[Start of Given text]
Learn the Lingo: Plumbing Fixtures (Part 1 of 2)

Real Estate Broker/Owner with MBA Broker Consultants CalBRE Broker #00983670

Photos at https://www.pinterest.com/realtyproadvisr/plumbing/

Plumbing Fixtures Can Be a Draining Topic - But Enjoy!

If you can’t see it, then it won’t affect your transaction, right?  Wrong!  A house’s plumbing system and pipes may be hidden behind the walls of your listing, but they can definitely kill your sale with a water leak or pipe bursting.  And as a buyer’s agent, there is always that picky buyer who opens the cupboards and looks under the sink to determine the state of the plumbing pipes.  Most importantly, how do you decipher the home inspection report when it mentions plumbing concerns?  As a real estate agent, you need to learn the basics of plumbing, and know when to recommend an inspection by a licensed plumber.

Residents of a home depend upon clean, fresh water for their daily household survival.  They expect to turn on the faucet and receive clean tap water on demand.  They flush the toilet without a second thought as to the dirty water disposal.  That’s because inside the house’s walls, the complex plumbing system of pipes, valves, and vents operates efficiently and in compliance with the local building codes.
[End of Given text]
[Start of Record excerpts]
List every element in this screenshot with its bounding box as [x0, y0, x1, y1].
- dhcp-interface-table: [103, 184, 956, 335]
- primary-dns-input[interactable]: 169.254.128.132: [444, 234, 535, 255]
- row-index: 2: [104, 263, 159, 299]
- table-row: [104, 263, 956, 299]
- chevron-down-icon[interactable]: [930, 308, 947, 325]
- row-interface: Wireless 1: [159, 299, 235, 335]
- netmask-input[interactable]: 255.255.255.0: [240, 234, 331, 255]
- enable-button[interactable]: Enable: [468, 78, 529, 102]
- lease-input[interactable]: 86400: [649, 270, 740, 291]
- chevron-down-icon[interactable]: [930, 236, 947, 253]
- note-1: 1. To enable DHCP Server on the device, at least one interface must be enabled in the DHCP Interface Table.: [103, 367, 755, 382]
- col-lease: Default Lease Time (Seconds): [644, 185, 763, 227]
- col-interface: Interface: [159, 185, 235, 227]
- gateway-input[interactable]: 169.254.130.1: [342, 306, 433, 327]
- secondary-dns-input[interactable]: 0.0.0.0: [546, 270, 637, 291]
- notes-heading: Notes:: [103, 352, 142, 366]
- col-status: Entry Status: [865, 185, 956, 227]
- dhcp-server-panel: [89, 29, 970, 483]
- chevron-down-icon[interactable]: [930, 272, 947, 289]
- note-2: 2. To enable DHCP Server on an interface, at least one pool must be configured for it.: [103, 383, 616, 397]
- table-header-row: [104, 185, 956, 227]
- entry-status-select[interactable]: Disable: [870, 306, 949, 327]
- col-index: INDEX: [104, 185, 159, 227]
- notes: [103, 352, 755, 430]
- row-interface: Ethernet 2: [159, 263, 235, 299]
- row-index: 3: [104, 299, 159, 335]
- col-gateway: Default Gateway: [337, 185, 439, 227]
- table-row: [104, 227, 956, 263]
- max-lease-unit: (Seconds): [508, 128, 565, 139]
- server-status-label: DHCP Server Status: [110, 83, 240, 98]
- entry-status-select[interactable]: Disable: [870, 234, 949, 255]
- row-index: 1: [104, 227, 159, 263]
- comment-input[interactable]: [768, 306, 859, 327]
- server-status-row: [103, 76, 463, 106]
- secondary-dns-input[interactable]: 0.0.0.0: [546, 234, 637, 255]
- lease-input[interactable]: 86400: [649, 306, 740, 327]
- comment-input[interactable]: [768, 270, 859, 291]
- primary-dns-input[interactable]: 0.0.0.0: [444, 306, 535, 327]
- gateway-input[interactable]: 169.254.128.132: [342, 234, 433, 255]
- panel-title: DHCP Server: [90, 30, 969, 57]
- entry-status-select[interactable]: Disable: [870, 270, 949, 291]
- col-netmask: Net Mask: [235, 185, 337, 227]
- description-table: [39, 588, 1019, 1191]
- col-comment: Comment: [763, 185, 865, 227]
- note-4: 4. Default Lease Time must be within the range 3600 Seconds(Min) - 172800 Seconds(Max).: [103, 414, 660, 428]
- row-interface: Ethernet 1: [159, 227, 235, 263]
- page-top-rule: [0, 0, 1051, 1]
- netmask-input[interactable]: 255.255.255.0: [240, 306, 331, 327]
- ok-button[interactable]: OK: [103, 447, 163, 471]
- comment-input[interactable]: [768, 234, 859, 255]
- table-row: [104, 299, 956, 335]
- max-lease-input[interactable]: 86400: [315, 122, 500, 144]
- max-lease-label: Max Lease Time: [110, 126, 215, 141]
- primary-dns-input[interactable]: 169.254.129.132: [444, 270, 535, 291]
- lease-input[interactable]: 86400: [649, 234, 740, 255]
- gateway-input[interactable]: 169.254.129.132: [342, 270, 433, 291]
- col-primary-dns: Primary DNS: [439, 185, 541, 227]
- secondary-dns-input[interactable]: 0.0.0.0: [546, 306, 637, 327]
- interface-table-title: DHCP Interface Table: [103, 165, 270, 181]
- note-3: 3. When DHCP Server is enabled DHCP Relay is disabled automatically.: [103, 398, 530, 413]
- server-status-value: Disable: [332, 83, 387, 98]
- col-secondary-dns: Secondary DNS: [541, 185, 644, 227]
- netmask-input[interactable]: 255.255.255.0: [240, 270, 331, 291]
[End of Record excerpts]
## Work instructions
1/ Answer these about the plumbing fixtures article:
(a) What CalBRE broker number is listed?
(b) What does the picky buyer open, and where does that buyer look?
(c) What three things make up the plumbing system inside the house's walls?
2/ Please write the next part of the plumbing fixtures article, picking up after its last sentence.

## Responses by task
1/
(a) #00983670
(b) The buyer opens the cupboards and looks under the sink.
(c) Pipes, valves, and vents.

2/
A house’s plumbing is defined as the system of water (intake) and sewer (outtake) pipes, vents, valves, traps, and devices.  The clean incoming water is used for both drinking and washing.  The plumbing system comes from the public water system, inside the property lines, under the house, and into the building.  Rural houses often receive their water from property wells onsite rather than from the city system.

The outgoing sewer water usually flows to the city’s sewer systems for sanitary disposal.  Septic systems, on the other hand, are self-contained within the property lines and privately maintained.

Humans need water; it’s vital to life.  Plumbing pipes distribute clean water and remove dirty water.  For safety purposes, water and plumbing is regulated by local building codes and policed by the city or county building department.  Sources of unhealthy plumbing problems in homes may include tainted water supply, water leaks that cause mold, and clogged septic systems.

House Areas

Water is typically limited to certain parts of a house:  bathrooms, kitchens, and laundry rooms.  The incoming water supply and the water heater are often located near one of these areas.  Although plumbing is not usually installed in the main living and sleeping areas, the pipes often go through the walls of these rooms, so when a pipe leaks it may affect non-water rooms.


The plumbing system has many components including: hot/cold water supply, distribution system of pipes (sanitary/incoming, soil, waste, and ventilation), drains and drainage, valves, sewage disposal, and of course the decorative fixtures that we see (on/off faucet knobs, spouts and nozzles, drain plugs).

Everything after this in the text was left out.